**Goal**
Show every line of the listing below that contains the string "screenshot", matching case exactly.

**Records for this task**
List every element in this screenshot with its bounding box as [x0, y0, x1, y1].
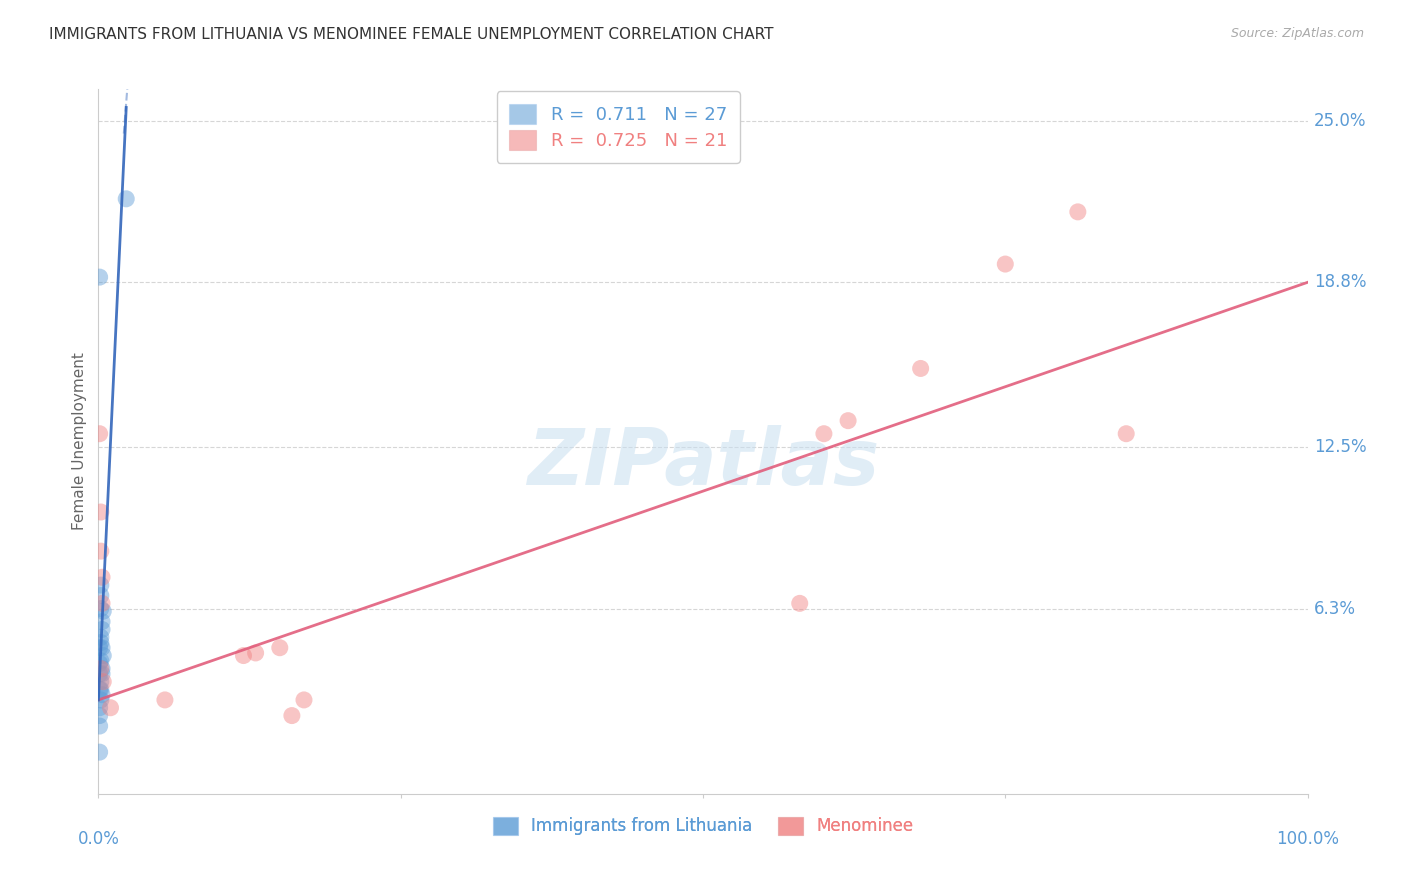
Point — [90, 544, 112, 558]
Point — [91, 640, 114, 655]
Text: 25.0%: 25.0% — [1313, 112, 1367, 129]
Point — [281, 708, 304, 723]
Point — [1115, 426, 1137, 441]
Point — [90, 630, 112, 644]
Point — [90, 578, 112, 592]
Point — [89, 719, 111, 733]
Point — [90, 662, 112, 676]
Point — [89, 426, 111, 441]
Text: ZIPatlas: ZIPatlas — [527, 425, 879, 500]
Point — [100, 700, 122, 714]
Y-axis label: Female Unemployment: Female Unemployment — [72, 352, 87, 531]
Point — [89, 700, 111, 714]
Point — [232, 648, 254, 663]
Point — [89, 270, 111, 285]
Point — [90, 601, 112, 615]
Point — [91, 604, 114, 618]
Point — [89, 657, 111, 671]
Point — [89, 708, 111, 723]
Text: IMMIGRANTS FROM LITHUANIA VS MENOMINEE FEMALE UNEMPLOYMENT CORRELATION CHART: IMMIGRANTS FROM LITHUANIA VS MENOMINEE F… — [49, 27, 773, 42]
Point — [90, 589, 112, 603]
Point — [91, 688, 114, 702]
Point — [91, 570, 114, 584]
Point — [89, 666, 111, 681]
Point — [90, 682, 112, 697]
Point — [89, 745, 111, 759]
Point — [91, 674, 114, 689]
Point — [292, 693, 315, 707]
Point — [1067, 205, 1090, 219]
Point — [89, 640, 111, 655]
Text: 18.8%: 18.8% — [1313, 273, 1367, 292]
Point — [91, 662, 114, 676]
Point — [153, 693, 176, 707]
Point — [245, 646, 267, 660]
Legend: Immigrants from Lithuania, Menominee: Immigrants from Lithuania, Menominee — [484, 806, 922, 846]
Point — [837, 414, 859, 428]
Point — [90, 654, 112, 668]
Point — [910, 361, 932, 376]
Point — [91, 596, 114, 610]
Point — [91, 623, 114, 637]
Point — [89, 682, 111, 697]
Point — [115, 192, 138, 206]
Point — [789, 596, 811, 610]
Point — [90, 505, 112, 519]
Point — [90, 693, 112, 707]
Text: Source: ZipAtlas.com: Source: ZipAtlas.com — [1230, 27, 1364, 40]
Text: 12.5%: 12.5% — [1313, 438, 1367, 456]
Point — [269, 640, 291, 655]
Text: 0.0%: 0.0% — [77, 830, 120, 848]
Text: 100.0%: 100.0% — [1277, 830, 1339, 848]
Point — [91, 648, 114, 663]
Text: 6.3%: 6.3% — [1313, 599, 1355, 617]
Point — [994, 257, 1017, 271]
Point — [91, 666, 114, 681]
Point — [90, 635, 112, 649]
Point — [813, 426, 835, 441]
Point — [90, 674, 112, 689]
Point — [91, 615, 114, 629]
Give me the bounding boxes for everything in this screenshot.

**Written solution**
List every element in this screenshot with its bounding box as [x0, y0, x1, y1].
Give me the bounding boxes for everything in this screenshot.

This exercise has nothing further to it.